START Given information
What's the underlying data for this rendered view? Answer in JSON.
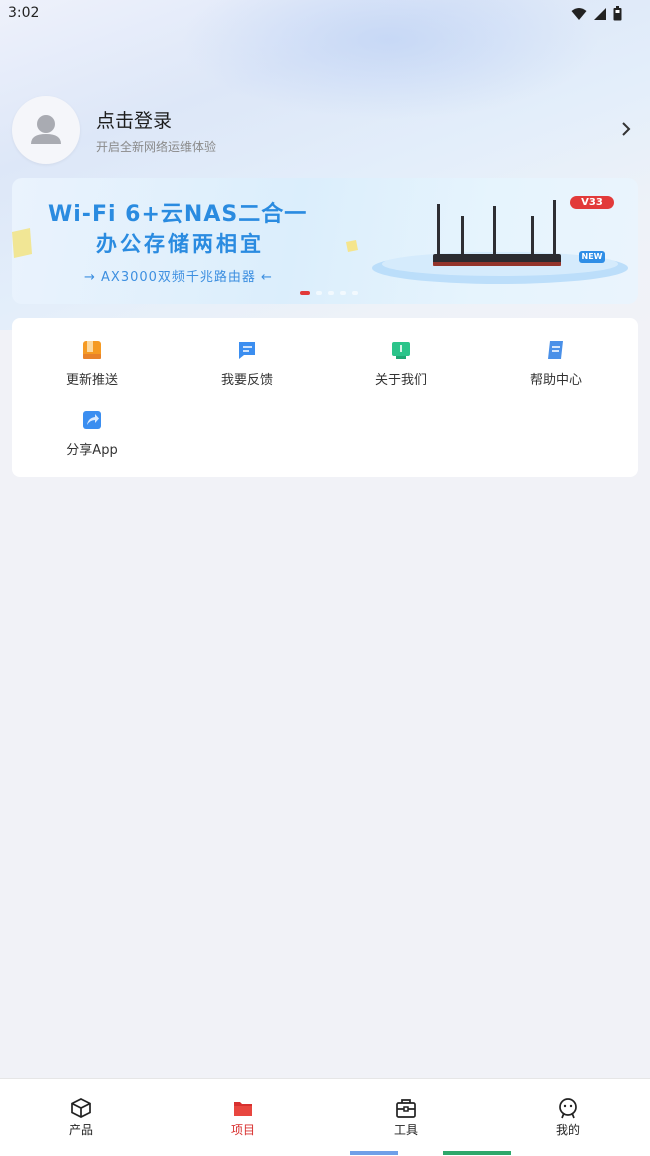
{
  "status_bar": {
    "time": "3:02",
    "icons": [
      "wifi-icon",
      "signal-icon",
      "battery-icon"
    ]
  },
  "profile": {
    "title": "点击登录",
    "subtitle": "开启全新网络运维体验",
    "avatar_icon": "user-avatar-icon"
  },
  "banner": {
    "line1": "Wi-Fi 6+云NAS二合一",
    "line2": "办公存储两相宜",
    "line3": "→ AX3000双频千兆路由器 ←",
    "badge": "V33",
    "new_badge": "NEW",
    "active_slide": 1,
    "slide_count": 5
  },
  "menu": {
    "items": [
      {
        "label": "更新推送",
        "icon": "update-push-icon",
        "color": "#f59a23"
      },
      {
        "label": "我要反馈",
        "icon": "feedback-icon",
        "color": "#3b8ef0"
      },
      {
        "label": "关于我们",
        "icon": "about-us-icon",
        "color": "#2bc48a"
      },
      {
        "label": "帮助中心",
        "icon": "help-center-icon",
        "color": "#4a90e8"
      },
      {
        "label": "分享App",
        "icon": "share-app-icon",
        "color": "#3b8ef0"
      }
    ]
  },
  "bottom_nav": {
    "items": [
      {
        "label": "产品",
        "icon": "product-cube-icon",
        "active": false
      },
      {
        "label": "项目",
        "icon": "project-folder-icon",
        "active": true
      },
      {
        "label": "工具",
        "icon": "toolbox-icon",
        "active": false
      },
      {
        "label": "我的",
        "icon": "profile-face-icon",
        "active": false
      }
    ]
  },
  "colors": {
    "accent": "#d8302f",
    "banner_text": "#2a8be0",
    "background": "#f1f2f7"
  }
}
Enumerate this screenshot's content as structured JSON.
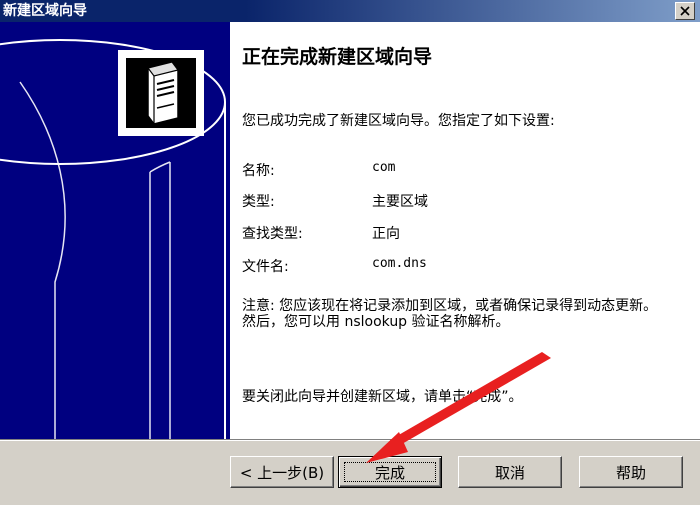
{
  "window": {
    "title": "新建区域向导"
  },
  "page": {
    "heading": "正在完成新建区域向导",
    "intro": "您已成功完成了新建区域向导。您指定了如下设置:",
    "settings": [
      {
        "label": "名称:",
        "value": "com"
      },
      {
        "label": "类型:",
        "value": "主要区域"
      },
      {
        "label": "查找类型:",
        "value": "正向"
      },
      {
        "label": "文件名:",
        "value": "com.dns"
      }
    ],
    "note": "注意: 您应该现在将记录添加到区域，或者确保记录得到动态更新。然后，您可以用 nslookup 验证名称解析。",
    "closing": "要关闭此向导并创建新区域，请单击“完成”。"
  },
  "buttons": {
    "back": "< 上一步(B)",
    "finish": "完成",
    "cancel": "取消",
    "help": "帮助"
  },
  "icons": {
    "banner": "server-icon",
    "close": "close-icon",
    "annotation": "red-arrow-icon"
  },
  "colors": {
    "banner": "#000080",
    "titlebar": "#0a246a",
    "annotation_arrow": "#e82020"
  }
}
END Given information
START Given information
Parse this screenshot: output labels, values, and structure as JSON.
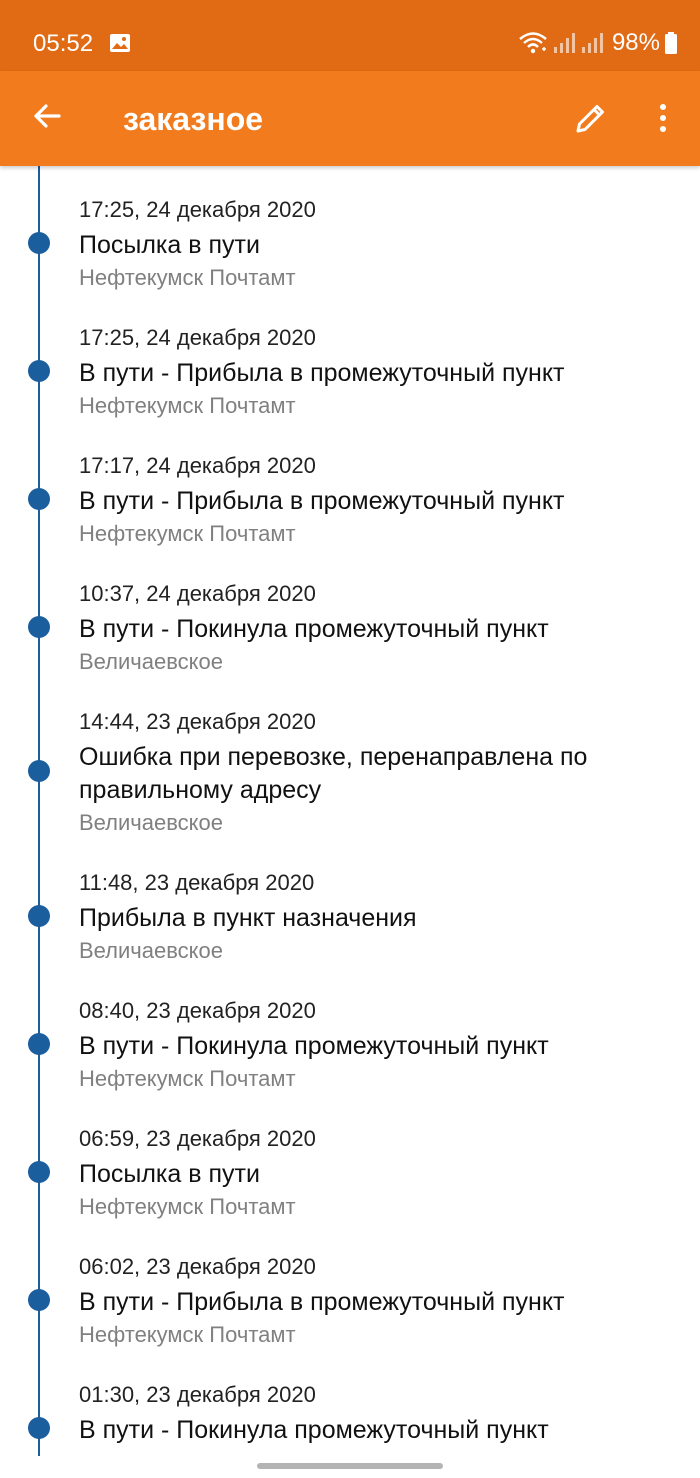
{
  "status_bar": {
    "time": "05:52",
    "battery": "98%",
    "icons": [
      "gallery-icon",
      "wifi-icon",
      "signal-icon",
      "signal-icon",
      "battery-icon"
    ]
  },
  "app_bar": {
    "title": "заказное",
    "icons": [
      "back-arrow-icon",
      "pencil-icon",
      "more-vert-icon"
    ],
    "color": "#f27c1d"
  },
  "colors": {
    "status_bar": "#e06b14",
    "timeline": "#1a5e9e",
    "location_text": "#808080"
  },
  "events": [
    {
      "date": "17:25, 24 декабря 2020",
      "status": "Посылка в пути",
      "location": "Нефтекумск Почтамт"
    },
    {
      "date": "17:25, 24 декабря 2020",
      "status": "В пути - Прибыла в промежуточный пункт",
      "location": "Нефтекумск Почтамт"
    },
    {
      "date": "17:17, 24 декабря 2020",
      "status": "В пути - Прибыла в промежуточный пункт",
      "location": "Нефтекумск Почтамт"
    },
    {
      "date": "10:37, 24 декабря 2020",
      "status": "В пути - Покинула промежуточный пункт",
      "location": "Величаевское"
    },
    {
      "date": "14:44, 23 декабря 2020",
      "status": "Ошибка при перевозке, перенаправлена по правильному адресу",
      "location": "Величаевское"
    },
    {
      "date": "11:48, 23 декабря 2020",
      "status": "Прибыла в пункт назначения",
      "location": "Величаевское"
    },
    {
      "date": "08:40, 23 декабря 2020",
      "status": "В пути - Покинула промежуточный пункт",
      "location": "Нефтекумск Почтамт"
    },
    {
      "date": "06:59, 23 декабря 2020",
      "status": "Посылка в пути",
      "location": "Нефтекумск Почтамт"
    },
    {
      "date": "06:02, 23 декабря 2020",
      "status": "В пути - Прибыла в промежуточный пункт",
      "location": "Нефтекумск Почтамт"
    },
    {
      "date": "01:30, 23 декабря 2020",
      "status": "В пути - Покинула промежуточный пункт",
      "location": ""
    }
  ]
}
END Given information
START Given information
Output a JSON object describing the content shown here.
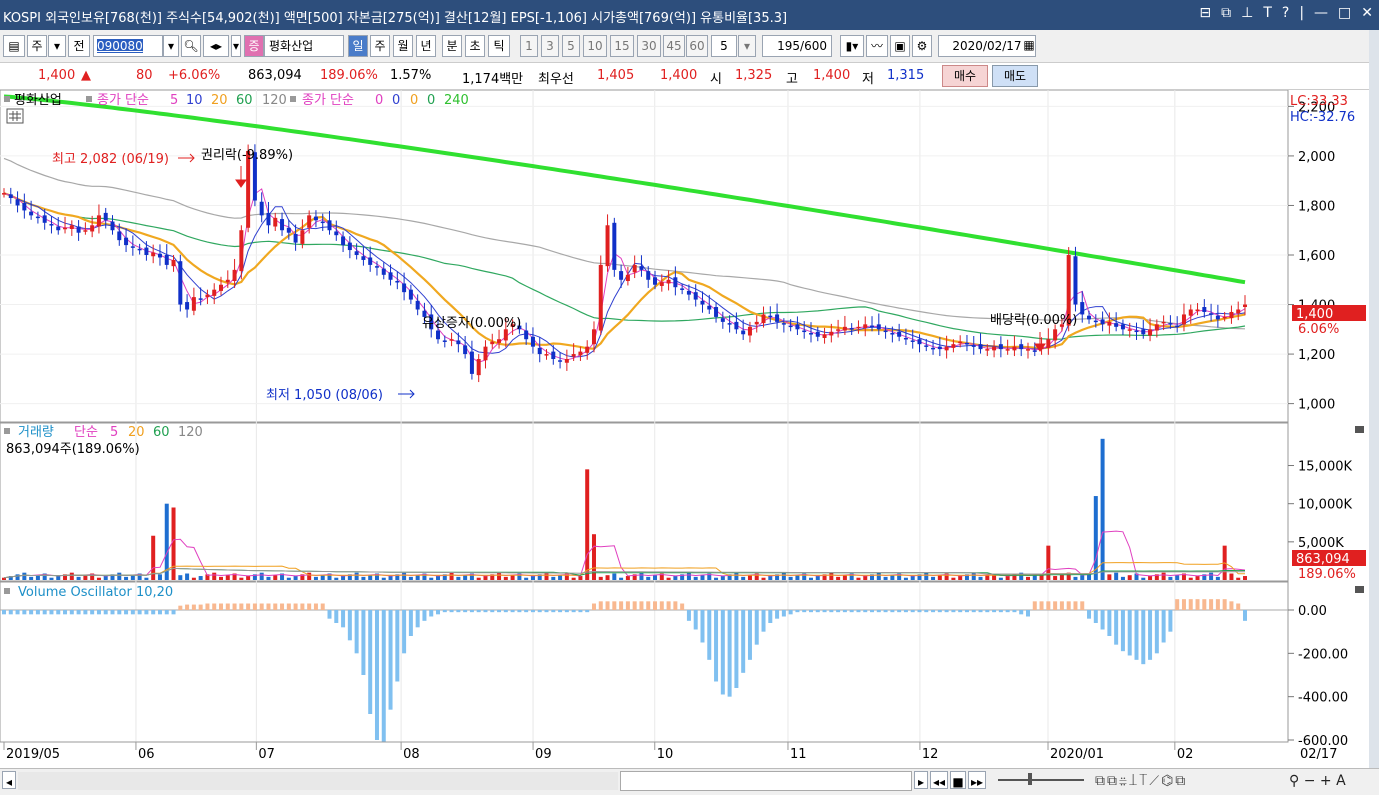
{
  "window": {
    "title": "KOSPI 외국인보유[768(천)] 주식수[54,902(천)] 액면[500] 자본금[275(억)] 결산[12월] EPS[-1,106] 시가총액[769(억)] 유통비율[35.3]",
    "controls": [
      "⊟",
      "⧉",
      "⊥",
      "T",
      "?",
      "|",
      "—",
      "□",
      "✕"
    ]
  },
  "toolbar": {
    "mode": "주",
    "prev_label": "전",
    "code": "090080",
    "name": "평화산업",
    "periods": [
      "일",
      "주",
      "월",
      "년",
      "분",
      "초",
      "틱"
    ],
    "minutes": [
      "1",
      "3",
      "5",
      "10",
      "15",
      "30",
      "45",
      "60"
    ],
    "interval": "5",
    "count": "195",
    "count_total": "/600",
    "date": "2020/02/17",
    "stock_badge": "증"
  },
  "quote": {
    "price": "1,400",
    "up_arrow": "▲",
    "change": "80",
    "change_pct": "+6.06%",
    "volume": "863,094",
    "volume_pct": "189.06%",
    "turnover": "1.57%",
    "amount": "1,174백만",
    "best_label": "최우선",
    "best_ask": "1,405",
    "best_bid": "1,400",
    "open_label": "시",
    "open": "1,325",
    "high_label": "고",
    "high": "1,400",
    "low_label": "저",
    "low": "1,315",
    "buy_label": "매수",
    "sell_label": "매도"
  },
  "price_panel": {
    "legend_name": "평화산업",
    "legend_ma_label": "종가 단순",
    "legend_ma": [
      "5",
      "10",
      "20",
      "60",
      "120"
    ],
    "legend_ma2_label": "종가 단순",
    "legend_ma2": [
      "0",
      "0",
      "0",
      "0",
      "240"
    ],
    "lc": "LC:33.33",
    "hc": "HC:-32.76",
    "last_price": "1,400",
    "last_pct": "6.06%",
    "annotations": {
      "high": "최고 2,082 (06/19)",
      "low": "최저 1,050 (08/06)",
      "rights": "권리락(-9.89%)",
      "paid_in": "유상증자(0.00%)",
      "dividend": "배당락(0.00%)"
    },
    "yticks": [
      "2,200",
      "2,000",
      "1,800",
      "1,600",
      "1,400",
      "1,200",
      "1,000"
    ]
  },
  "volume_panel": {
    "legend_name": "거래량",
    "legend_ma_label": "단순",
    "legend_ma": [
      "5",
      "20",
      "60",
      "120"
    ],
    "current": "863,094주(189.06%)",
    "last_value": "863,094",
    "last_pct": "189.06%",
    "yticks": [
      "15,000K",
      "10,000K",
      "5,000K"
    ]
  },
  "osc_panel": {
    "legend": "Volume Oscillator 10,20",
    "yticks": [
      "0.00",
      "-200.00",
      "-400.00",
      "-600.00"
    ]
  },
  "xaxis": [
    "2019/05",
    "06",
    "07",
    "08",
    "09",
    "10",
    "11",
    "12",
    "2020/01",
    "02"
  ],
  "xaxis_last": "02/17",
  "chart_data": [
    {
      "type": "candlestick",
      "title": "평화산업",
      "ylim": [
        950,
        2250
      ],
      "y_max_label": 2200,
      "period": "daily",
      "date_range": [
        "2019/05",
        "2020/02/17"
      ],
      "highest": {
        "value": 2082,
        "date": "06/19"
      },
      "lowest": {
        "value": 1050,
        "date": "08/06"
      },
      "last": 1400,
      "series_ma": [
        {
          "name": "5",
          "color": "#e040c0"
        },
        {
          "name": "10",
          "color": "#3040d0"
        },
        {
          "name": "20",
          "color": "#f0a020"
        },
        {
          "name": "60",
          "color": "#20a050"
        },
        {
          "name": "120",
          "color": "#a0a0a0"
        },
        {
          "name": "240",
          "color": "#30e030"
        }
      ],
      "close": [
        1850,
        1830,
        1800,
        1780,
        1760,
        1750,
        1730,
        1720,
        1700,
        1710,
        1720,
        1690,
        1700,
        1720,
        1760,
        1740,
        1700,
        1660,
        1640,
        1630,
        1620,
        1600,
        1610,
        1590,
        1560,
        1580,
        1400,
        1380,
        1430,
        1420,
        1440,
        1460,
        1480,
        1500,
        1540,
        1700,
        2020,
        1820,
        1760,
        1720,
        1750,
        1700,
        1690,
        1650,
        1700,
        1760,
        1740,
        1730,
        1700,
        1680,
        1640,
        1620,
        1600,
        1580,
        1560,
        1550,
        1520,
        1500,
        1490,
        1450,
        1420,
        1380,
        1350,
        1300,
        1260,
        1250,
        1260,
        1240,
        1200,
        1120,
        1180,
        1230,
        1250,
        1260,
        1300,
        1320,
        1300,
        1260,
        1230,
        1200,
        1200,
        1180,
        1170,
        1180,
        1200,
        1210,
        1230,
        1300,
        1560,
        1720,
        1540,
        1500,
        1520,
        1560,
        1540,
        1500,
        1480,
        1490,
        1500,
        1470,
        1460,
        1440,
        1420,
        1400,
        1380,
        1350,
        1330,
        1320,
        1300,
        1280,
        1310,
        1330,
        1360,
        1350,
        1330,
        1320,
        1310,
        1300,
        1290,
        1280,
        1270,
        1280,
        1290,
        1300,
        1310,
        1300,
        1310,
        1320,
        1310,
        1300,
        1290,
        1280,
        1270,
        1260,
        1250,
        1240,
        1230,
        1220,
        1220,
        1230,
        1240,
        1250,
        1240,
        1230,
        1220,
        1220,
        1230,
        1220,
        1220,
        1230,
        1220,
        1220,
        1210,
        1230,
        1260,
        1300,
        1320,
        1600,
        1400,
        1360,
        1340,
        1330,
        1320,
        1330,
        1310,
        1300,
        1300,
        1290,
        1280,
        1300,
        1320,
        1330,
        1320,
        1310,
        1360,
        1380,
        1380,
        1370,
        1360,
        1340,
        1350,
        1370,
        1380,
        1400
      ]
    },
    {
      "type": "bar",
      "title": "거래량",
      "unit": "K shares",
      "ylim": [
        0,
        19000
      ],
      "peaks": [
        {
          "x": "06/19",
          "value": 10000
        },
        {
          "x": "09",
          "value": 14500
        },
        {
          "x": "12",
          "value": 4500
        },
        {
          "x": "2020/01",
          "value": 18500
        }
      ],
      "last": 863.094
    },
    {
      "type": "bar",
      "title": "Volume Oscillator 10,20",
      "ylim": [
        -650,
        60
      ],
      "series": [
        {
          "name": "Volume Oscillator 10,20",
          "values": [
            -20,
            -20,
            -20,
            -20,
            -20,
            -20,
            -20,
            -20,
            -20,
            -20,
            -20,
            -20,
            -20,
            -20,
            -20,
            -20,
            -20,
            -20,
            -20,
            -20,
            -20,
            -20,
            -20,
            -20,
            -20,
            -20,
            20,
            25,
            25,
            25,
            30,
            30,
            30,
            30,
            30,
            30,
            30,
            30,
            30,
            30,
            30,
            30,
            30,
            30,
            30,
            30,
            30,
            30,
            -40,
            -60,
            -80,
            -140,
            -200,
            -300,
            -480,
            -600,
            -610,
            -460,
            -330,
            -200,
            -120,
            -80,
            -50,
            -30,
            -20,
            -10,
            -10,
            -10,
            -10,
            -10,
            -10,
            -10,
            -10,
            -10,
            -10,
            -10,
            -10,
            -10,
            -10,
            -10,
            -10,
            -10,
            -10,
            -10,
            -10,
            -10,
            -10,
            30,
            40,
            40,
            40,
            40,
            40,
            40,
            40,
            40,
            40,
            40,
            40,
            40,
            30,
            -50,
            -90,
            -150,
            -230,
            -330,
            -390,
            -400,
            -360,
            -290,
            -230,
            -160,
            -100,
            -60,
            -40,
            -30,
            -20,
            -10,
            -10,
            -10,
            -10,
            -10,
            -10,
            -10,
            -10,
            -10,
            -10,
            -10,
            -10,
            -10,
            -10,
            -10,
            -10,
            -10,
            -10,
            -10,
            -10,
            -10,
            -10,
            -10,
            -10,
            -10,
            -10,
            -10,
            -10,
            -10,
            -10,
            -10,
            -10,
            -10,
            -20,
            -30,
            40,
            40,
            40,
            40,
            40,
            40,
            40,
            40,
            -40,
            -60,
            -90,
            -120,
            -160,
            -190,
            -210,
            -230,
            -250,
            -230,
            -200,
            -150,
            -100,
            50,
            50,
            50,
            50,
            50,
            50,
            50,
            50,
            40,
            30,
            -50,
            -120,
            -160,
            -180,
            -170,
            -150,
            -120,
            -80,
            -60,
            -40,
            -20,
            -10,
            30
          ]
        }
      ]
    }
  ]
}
END Given information
= What is required =
Where a line of the records above holds the word "Oscillator", copy that line.

= Exercise response =
    "legend": "Volume Oscillator 10,20",
      "title": "Volume Oscillator 10,20",
          "name": "Volume Oscillator 10,20",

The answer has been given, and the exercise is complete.